--- Directions ---
Substitute "question-gap" for every "question-spacer" in the records and give all the lines again with nothing else changed. Leave the pictures out.

Page element annotations:

---+---

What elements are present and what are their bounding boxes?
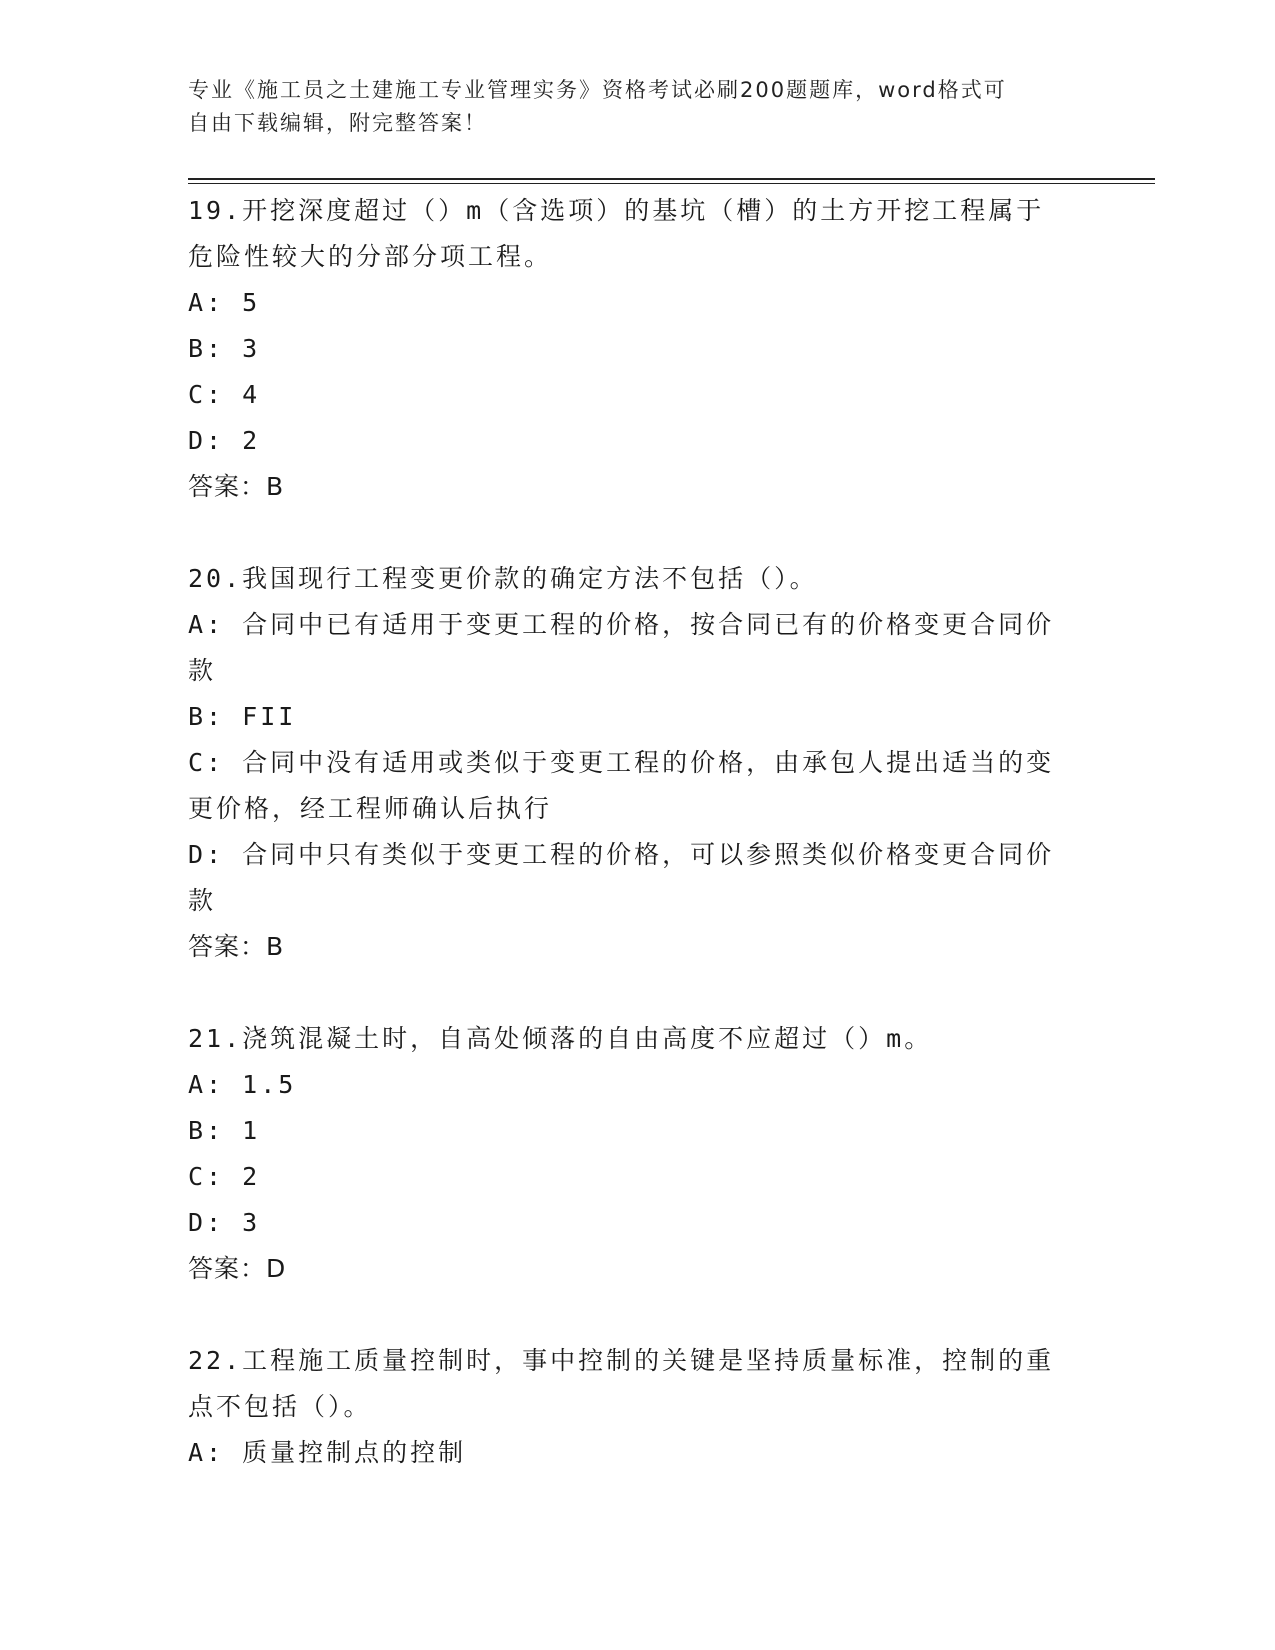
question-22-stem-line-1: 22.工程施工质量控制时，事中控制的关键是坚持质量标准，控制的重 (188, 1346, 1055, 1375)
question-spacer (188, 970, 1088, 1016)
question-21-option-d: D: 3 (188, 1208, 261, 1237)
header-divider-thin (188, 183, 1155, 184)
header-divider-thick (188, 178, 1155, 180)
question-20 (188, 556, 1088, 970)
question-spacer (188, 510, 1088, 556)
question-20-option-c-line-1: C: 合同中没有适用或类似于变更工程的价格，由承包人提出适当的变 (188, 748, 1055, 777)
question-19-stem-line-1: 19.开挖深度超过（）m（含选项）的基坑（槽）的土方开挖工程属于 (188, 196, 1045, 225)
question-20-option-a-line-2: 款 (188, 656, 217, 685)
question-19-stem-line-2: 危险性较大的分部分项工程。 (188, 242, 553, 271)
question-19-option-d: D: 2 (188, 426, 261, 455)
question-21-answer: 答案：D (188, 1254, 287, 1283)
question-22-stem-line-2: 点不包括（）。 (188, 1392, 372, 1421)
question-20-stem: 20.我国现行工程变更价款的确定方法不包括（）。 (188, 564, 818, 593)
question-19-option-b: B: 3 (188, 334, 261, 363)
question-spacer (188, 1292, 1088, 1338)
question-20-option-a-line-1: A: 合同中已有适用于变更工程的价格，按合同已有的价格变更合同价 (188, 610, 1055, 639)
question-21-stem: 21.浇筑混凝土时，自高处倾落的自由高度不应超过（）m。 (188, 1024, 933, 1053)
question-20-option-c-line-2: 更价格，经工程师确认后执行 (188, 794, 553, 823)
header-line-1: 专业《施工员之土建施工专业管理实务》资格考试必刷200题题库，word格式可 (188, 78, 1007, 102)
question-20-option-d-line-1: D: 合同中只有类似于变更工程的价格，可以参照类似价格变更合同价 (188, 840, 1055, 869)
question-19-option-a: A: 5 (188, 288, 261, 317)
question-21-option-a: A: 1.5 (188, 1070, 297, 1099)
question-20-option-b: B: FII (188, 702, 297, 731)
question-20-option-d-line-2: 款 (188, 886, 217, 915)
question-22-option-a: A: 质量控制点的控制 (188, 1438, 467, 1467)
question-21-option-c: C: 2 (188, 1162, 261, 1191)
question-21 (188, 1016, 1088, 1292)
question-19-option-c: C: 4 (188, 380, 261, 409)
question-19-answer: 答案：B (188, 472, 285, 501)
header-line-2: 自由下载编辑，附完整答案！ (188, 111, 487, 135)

---+---

--- Completed task ---
What elements are present and what are their bounding boxes?
question-22-stem-line-1: 22.工程施工质量控制时，事中控制的关键是坚持质量标准，控制的重 (188, 1346, 1055, 1375)
question-gap (188, 970, 1088, 1016)
question-21-option-d: D: 3 (188, 1208, 261, 1237)
header-divider-thin (188, 183, 1155, 184)
header-divider-thick (188, 178, 1155, 180)
question-20 (188, 556, 1088, 970)
question-gap (188, 510, 1088, 556)
question-20-option-c-line-1: C: 合同中没有适用或类似于变更工程的价格，由承包人提出适当的变 (188, 748, 1055, 777)
question-19-stem-line-1: 19.开挖深度超过（）m（含选项）的基坑（槽）的土方开挖工程属于 (188, 196, 1045, 225)
question-20-option-a-line-2: 款 (188, 656, 217, 685)
question-19-stem-line-2: 危险性较大的分部分项工程。 (188, 242, 553, 271)
question-19-option-d: D: 2 (188, 426, 261, 455)
question-21-answer: 答案：D (188, 1254, 287, 1283)
question-22-stem-line-2: 点不包括（）。 (188, 1392, 372, 1421)
question-20-stem: 20.我国现行工程变更价款的确定方法不包括（）。 (188, 564, 818, 593)
question-19-option-b: B: 3 (188, 334, 261, 363)
question-gap (188, 1292, 1088, 1338)
question-20-option-a-line-1: A: 合同中已有适用于变更工程的价格，按合同已有的价格变更合同价 (188, 610, 1055, 639)
question-21-stem: 21.浇筑混凝土时，自高处倾落的自由高度不应超过（）m。 (188, 1024, 933, 1053)
question-20-option-c-line-2: 更价格，经工程师确认后执行 (188, 794, 553, 823)
header-line-1: 专业《施工员之土建施工专业管理实务》资格考试必刷200题题库，word格式可 (188, 78, 1007, 102)
question-20-option-d-line-1: D: 合同中只有类似于变更工程的价格，可以参照类似价格变更合同价 (188, 840, 1055, 869)
question-19-option-a: A: 5 (188, 288, 261, 317)
question-21-option-a: A: 1.5 (188, 1070, 297, 1099)
question-20-option-b: B: FII (188, 702, 297, 731)
question-20-option-d-line-2: 款 (188, 886, 217, 915)
question-22-option-a: A: 质量控制点的控制 (188, 1438, 467, 1467)
question-21-option-c: C: 2 (188, 1162, 261, 1191)
question-21 (188, 1016, 1088, 1292)
question-19-option-c: C: 4 (188, 380, 261, 409)
question-19-answer: 答案：B (188, 472, 285, 501)
header-line-2: 自由下载编辑，附完整答案！ (188, 111, 487, 135)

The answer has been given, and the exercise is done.